*SET PROBLEM*. Write the data out again exactly, dropping any images it holds.
□ □ □ □
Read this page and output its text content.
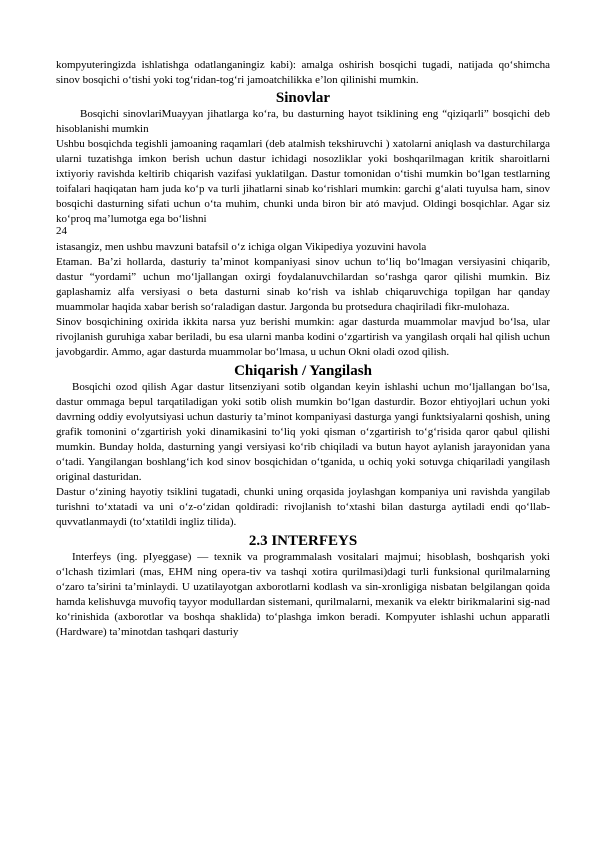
kompyuteringizda ishlatishga odatlanganingiz kabi): amalga oshirish bosqichi tugadi, natijada qo‘shimcha sinov bosqichi o‘tishi yoki tog‘ridan-tog‘ri jamoatchilikka e’lon qilinishi mumkin.

Sinovlar

Bosqichi sinovlariMuayyan jihatlarga ko‘ra, bu dasturning hayot tsiklining eng “qiziqarli” bosqichi deb hisoblanishi mumkin

Ushbu bosqichda tegishli jamoaning raqamlari (deb atalmish tekshiruvchi ) xatolarni aniqlash va dasturchilarga ularni tuzatishga imkon berish uchun dastur ichidagi nosozliklar yoki boshqarilmagan kritik sharoitlarni ixtiyoriy ravishda keltirib chiqarish vazifasi yuklatilgan. Dastur tomonidan o‘tishi mumkin bo‘lgan testlarning toifalari haqiqatan ham juda ko‘p va turli jihatlarni sinab ko‘rishlari mumkin: garchi g‘alati tuyulsa ham, sinov bosqichi dasturning sifati uchun o‘ta muhim, chunki unda biron bir ató mavjud. Oldingi bosqichlar. Agar siz ko‘proq ma’lumotga ega bo‘lishni

24

istasangiz, men ushbu mavzuni batafsil o‘z ichiga olgan Vikipediya yozuvini havola

Etaman. Ba’zi hollarda, dasturiy ta’minot kompaniyasi sinov uchun to‘liq bo‘lmagan versiyasini chiqarib, dastur “yordami” uchun mo‘ljallangan oxirgi foydalanuvchilardan so‘rashga qaror qilishi mumkin. Biz gaplashamiz alfa versiyasi o beta dasturni sinab ko‘rish va ishlab chiqaruvchiga topilgan har qanday muammolar haqida xabar berish so‘raladigan dastur. Jargonda bu protsedura chaqiriladi fikr-mulohaza.

Sinov bosqichining oxirida ikkita narsa yuz berishi mumkin: agar dasturda muammolar mavjud bo‘lsa, ular rivojlanish guruhiga xabar beriladi, bu esa ularni manba kodini o‘zgartirish va yangilash orqali hal qilish uchun javobgardir. Ammo, agar dasturda muammolar bo‘lmasa, u uchun Okni oladi ozod qilish.

Chiqarish / Yangilash

Bosqichi ozod qilish Agar dastur litsenziyani sotib olgandan keyin ishlashi uchun mo‘ljallangan bo‘lsa, dastur ommaga bepul tarqatiladigan yoki sotib olish mumkin bo‘lgan dasturdir. Bozor ehtiyojlari uchun yoki davrning oddiy evolyutsiyasi uchun dasturiy ta’minot kompaniyasi dasturga yangi funktsiyalarni qoshish, uning grafik tomonini o‘zgartirish yoki dinamikasini to‘liq yoki qisman o‘zgartirish to‘g‘risida qaror qabul qilishi mumkin. Bunday holda, dasturning yangi versiyasi ko‘rib chiqiladi va butun hayot aylanish jarayonidan yana o‘tadi. Yangilangan boshlang‘ich kod sinov bosqichidan o‘tganida, u ochiq yoki sotuvga chiqariladi yangilash original dasturidan.

Dastur o‘zining hayotiy tsiklini tugatadi, chunki uning orqasida joylashgan kompaniya uni ravishda yangilab turishni to‘xtatadi va uni o‘z-o‘zidan qoldiradi: rivojlanish to‘xtashi bilan dasturga aytiladi endi qo‘llab-quvvatlanmaydi (to‘xtatildi ingliz tilida).

2.3 INTERFEYS

Interfeys (ing. pIyeggase) — texnik va programmalash vositalari majmui; hisoblash, boshqarish yoki o‘lchash tizimlari (mas, EHM ning opera-tiv va tashqi xotira qurilmasi)dagi turli funksional qurilmalarning o‘zaro ta’sirini ta’minlaydi. U uzatilayotgan axborotlarni kodlash va sin-xronligiga nisbatan belgilangan qoida hamda kelishuvga muvofiq tayyor modullardan sistemani, qurilmalarni, mexanik va elektr birikmalarini sig-nad ko‘rinishida (axborotlar va boshqa shaklida) to‘plashga imkon beradi. Kompyuter ishlashi uchun apparatli (Hardware) ta’minotdan tashqari dasturiy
□ □ □ □
*SOLUTION FOR THIS EXERCISE*.
Read this page and output its text content.
kompyuteringizda ishlatishga odatlanganingiz kabi): amalga oshirish bosqichi tugadi, natijada qo‘shimcha sinov bosqichi o‘tishi yoki tog‘ridan-tog‘ri jamoatchilikka e’lon qilinishi mumkin.

Sinovlar

Bosqichi sinovlariMuayyan jihatlarga ko‘ra, bu dasturning hayot tsiklining eng “qiziqarli” bosqichi deb hisoblanishi mumkin

Ushbu bosqichda tegishli jamoaning raqamlari (deb atalmish tekshiruvchi ) xatolarni aniqlash va dasturchilarga ularni tuzatishga imkon berish uchun dastur ichidagi nosozliklar yoki boshqarilmagan kritik sharoitlarni ixtiyoriy ravishda keltirib chiqarish vazifasi yuklatilgan. Dastur tomonidan o‘tishi mumkin bo‘lgan testlarning toifalari haqiqatan ham juda ko‘p va turli jihatlarni sinab ko‘rishlari mumkin: garchi g‘alati tuyulsa ham, sinov bosqichi dasturning sifati uchun o‘ta muhim, chunki unda biron bir ató mavjud. Oldingi bosqichlar. Agar siz ko‘proq ma’lumotga ega bo‘lishni

24

istasangiz, men ushbu mavzuni batafsil o‘z ichiga olgan Vikipediya yozuvini havola

Etaman. Ba’zi hollarda, dasturiy ta’minot kompaniyasi sinov uchun to‘liq bo‘lmagan versiyasini chiqarib, dastur “yordami” uchun mo‘ljallangan oxirgi foydalanuvchilardan so‘rashga qaror qilishi mumkin. Biz gaplashamiz alfa versiyasi o beta dasturni sinab ko‘rish va ishlab chiqaruvchiga topilgan har qanday muammolar haqida xabar berish so‘raladigan dastur. Jargonda bu protsedura chaqiriladi fikr-mulohaza.

Sinov bosqichining oxirida ikkita narsa yuz berishi mumkin: agar dasturda muammolar mavjud bo‘lsa, ular rivojlanish guruhiga xabar beriladi, bu esa ularni manba kodini o‘zgartirish va yangilash orqali hal qilish uchun javobgardir. Ammo, agar dasturda muammolar bo‘lmasa, u uchun Okni oladi ozod qilish.

Chiqarish / Yangilash

Bosqichi ozod qilish Agar dastur litsenziyani sotib olgandan keyin ishlashi uchun mo‘ljallangan bo‘lsa, dastur ommaga bepul tarqatiladigan yoki sotib olish mumkin bo‘lgan dasturdir. Bozor ehtiyojlari uchun yoki davrning oddiy evolyutsiyasi uchun dasturiy ta’minot kompaniyasi dasturga yangi funktsiyalarni qoshish, uning grafik tomonini o‘zgartirish yoki dinamikasini to‘liq yoki qisman o‘zgartirish to‘g‘risida qaror qabul qilishi mumkin. Bunday holda, dasturning yangi versiyasi ko‘rib chiqiladi va butun hayot aylanish jarayonidan yana o‘tadi. Yangilangan boshlang‘ich kod sinov bosqichidan o‘tganida, u ochiq yoki sotuvga chiqariladi yangilash original dasturidan.

Dastur o‘zining hayotiy tsiklini tugatadi, chunki uning orqasida joylashgan kompaniya uni ravishda yangilab turishni to‘xtatadi va uni o‘z-o‘zidan qoldiradi: rivojlanish to‘xtashi bilan dasturga aytiladi endi qo‘llab-quvvatlanmaydi (to‘xtatildi ingliz tilida).

2.3 INTERFEYS

Interfeys (ing. pIyeggase) — texnik va programmalash vositalari majmui; hisoblash, boshqarish yoki o‘lchash tizimlari (mas, EHM ning opera-tiv va tashqi xotira qurilmasi)dagi turli funksional qurilmalarning o‘zaro ta’sirini ta’minlaydi. U uzatilayotgan axborotlarni kodlash va sin-xronligiga nisbatan belgilangan qoida hamda kelishuvga muvofiq tayyor modullardan sistemani, qurilmalarni, mexanik va elektr birikmalarini sig-nad ko‘rinishida (axborotlar va boshqa shaklida) to‘plashga imkon beradi. Kompyuter ishlashi uchun apparatli (Hardware) ta’minotdan tashqari dasturiy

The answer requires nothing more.